Set exercise: Produce the listing below again, exactly as shown.

* Begin Input for this task *

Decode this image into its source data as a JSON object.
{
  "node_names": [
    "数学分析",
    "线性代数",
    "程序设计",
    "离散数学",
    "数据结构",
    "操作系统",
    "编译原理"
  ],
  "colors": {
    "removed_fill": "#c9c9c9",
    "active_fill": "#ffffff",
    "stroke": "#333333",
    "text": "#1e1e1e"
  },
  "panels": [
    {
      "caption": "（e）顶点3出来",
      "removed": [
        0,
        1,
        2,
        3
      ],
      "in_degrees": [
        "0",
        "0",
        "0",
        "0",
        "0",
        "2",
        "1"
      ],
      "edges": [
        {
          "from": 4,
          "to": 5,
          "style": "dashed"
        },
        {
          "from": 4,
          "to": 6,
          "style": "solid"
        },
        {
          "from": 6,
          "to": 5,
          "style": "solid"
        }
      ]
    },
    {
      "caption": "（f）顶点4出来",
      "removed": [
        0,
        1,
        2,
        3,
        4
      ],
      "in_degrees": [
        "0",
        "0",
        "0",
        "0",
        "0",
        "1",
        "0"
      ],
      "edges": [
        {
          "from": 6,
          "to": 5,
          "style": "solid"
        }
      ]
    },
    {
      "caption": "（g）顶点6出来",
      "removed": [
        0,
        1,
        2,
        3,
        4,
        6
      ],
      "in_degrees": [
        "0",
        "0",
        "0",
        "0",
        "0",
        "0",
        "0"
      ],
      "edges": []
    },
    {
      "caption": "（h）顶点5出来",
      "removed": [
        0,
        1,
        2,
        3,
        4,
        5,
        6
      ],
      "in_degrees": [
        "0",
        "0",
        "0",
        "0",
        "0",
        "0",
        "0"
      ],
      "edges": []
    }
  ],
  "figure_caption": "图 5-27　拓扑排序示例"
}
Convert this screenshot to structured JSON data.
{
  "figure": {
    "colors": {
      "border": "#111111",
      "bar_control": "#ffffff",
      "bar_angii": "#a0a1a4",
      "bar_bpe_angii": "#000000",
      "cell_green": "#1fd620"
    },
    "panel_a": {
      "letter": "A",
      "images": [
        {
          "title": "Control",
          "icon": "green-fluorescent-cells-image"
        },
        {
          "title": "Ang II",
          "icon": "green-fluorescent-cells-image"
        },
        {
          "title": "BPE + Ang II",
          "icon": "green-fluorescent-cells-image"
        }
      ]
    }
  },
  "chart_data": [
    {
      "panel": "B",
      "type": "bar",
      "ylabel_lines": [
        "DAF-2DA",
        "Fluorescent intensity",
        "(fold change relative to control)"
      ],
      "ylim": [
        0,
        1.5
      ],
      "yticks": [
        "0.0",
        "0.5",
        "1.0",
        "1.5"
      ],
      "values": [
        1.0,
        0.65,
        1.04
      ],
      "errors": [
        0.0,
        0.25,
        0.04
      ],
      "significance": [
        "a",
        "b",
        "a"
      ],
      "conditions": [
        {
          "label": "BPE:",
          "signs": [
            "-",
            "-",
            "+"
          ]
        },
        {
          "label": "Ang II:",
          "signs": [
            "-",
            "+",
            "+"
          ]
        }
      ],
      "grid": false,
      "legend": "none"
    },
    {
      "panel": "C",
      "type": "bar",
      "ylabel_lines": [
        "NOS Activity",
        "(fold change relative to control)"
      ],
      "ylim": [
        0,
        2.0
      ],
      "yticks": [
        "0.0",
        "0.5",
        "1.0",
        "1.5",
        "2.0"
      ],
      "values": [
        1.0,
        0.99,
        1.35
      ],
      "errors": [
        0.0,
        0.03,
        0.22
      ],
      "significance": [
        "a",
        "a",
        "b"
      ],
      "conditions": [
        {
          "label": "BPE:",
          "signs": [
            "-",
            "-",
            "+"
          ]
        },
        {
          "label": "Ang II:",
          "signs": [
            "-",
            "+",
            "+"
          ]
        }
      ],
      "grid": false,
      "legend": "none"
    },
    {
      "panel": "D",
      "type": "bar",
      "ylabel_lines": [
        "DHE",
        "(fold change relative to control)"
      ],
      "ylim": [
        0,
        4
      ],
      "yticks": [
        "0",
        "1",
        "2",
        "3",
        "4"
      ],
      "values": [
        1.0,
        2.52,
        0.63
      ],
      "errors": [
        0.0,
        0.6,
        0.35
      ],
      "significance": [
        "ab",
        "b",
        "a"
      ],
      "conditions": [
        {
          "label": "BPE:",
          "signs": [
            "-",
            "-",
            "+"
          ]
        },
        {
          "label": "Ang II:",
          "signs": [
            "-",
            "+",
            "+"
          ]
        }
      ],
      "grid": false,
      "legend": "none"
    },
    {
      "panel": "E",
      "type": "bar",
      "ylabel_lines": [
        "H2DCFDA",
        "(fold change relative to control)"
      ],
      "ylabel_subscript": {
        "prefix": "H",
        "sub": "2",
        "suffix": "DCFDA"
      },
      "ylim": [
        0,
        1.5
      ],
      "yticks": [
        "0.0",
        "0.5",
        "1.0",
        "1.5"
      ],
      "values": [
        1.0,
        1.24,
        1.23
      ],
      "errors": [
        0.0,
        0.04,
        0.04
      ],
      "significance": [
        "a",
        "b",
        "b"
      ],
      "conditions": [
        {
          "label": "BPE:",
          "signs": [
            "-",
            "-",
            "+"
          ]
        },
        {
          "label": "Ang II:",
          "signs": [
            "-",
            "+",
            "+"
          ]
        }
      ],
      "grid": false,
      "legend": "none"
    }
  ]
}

* End Input for this task *

Solution for this problem:
Decode this image into its source data as a JSON object.
{
  "node_names": [
    "数学分析",
    "线性代数",
    "程序设计",
    "离散数学",
    "数据结构",
    "操作系统",
    "编译原理"
  ],
  "colors": {
    "removed_fill": "#c9c9c9",
    "active_fill": "#ffffff",
    "stroke": "#333333",
    "text": "#1e1e1e"
  },
  "panels": [
    {
      "caption": "（e）顶点3出来",
      "removed": [
        0,
        1,
        2,
        3
      ],
      "in_degrees": [
        "0",
        "0",
        "0",
        "0",
        "0",
        "2",
        "1"
      ],
      "edges": [
        {
          "from": 4,
          "to": 5,
          "style": "dashed"
        },
        {
          "from": 4,
          "to": 6,
          "style": "solid"
        },
        {
          "from": 6,
          "to": 5,
          "style": "solid"
        }
      ]
    },
    {
      "caption": "（f）顶点4出来",
      "removed": [
        0,
        1,
        2,
        3,
        4
      ],
      "in_degrees": [
        "0",
        "0",
        "0",
        "0",
        "0",
        "1",
        "0"
      ],
      "edges": [
        {
          "from": 6,
          "to": 5,
          "style": "solid"
        }
      ]
    },
    {
      "caption": "（g）顶点6出来",
      "removed": [
        0,
        1,
        2,
        3,
        4,
        6
      ],
      "in_degrees": [
        "0",
        "0",
        "0",
        "0",
        "0",
        "0",
        "0"
      ],
      "edges": []
    },
    {
      "caption": "（h）顶点5出来",
      "removed": [
        0,
        1,
        2,
        3,
        4,
        5,
        6
      ],
      "in_degrees": [
        "0",
        "0",
        "0",
        "0",
        "0",
        "0",
        "0"
      ],
      "edges": []
    }
  ],
  "figure_caption": "图 5-27　拓扑排序示例"
}
Convert this screenshot to structured JSON data.
{
  "figure": {
    "colors": {
      "border": "#111111",
      "bar_control": "#ffffff",
      "bar_angii": "#a0a1a4",
      "bar_bpe_angii": "#000000",
      "cell_green": "#1fd620"
    },
    "panel_a": {
      "letter": "A",
      "images": [
        {
          "title": "Control",
          "icon": "green-fluorescent-cells-image"
        },
        {
          "title": "Ang II",
          "icon": "green-fluorescent-cells-image"
        },
        {
          "title": "BPE + Ang II",
          "icon": "green-fluorescent-cells-image"
        }
      ]
    }
  },
  "chart_data": [
    {
      "panel": "B",
      "type": "bar",
      "ylabel_lines": [
        "DAF-2DA",
        "Fluorescent intensity",
        "(fold change relative to control)"
      ],
      "ylim": [
        0,
        1.5
      ],
      "yticks": [
        "0.0",
        "0.5",
        "1.0",
        "1.5"
      ],
      "values": [
        1.0,
        0.65,
        1.04
      ],
      "errors": [
        0.0,
        0.25,
        0.04
      ],
      "significance": [
        "a",
        "b",
        "a"
      ],
      "conditions": [
        {
          "label": "BPE:",
          "signs": [
            "-",
            "-",
            "+"
          ]
        },
        {
          "label": "Ang II:",
          "signs": [
            "-",
            "+",
            "+"
          ]
        }
      ],
      "grid": false,
      "legend": "none"
    },
    {
      "panel": "C",
      "type": "bar",
      "ylabel_lines": [
        "NOS Activity",
        "(fold change relative to control)"
      ],
      "ylim": [
        0,
        2.0
      ],
      "yticks": [
        "0.0",
        "0.5",
        "1.0",
        "1.5",
        "2.0"
      ],
      "values": [
        1.0,
        0.99,
        1.35
      ],
      "errors": [
        0.0,
        0.03,
        0.22
      ],
      "significance": [
        "a",
        "a",
        "b"
      ],
      "conditions": [
        {
          "label": "BPE:",
          "signs": [
            "-",
            "-",
            "+"
          ]
        },
        {
          "label": "Ang II:",
          "signs": [
            "-",
            "+",
            "+"
          ]
        }
      ],
      "grid": false,
      "legend": "none"
    },
    {
      "panel": "D",
      "type": "bar",
      "ylabel_lines": [
        "DHE",
        "(fold change relative to control)"
      ],
      "ylim": [
        0,
        4
      ],
      "yticks": [
        "0",
        "1",
        "2",
        "3",
        "4"
      ],
      "values": [
        1.0,
        2.52,
        0.63
      ],
      "errors": [
        0.0,
        0.6,
        0.35
      ],
      "significance": [
        "ab",
        "b",
        "a"
      ],
      "conditions": [
        {
          "label": "BPE:",
          "signs": [
            "-",
            "-",
            "+"
          ]
        },
        {
          "label": "Ang II:",
          "signs": [
            "-",
            "+",
            "+"
          ]
        }
      ],
      "grid": false,
      "legend": "none"
    },
    {
      "panel": "E",
      "type": "bar",
      "ylabel_lines": [
        "H2DCFDA",
        "(fold change relative to control)"
      ],
      "ylabel_subscript": {
        "prefix": "H",
        "sub": "2",
        "suffix": "DCFDA"
      },
      "ylim": [
        0,
        1.5
      ],
      "yticks": [
        "0.0",
        "0.5",
        "1.0",
        "1.5"
      ],
      "values": [
        1.0,
        1.24,
        1.23
      ],
      "errors": [
        0.0,
        0.04,
        0.04
      ],
      "significance": [
        "a",
        "b",
        "b"
      ],
      "conditions": [
        {
          "label": "BPE:",
          "signs": [
            "-",
            "-",
            "+"
          ]
        },
        {
          "label": "Ang II:",
          "signs": [
            "-",
            "+",
            "+"
          ]
        }
      ],
      "grid": false,
      "legend": "none"
    }
  ]
}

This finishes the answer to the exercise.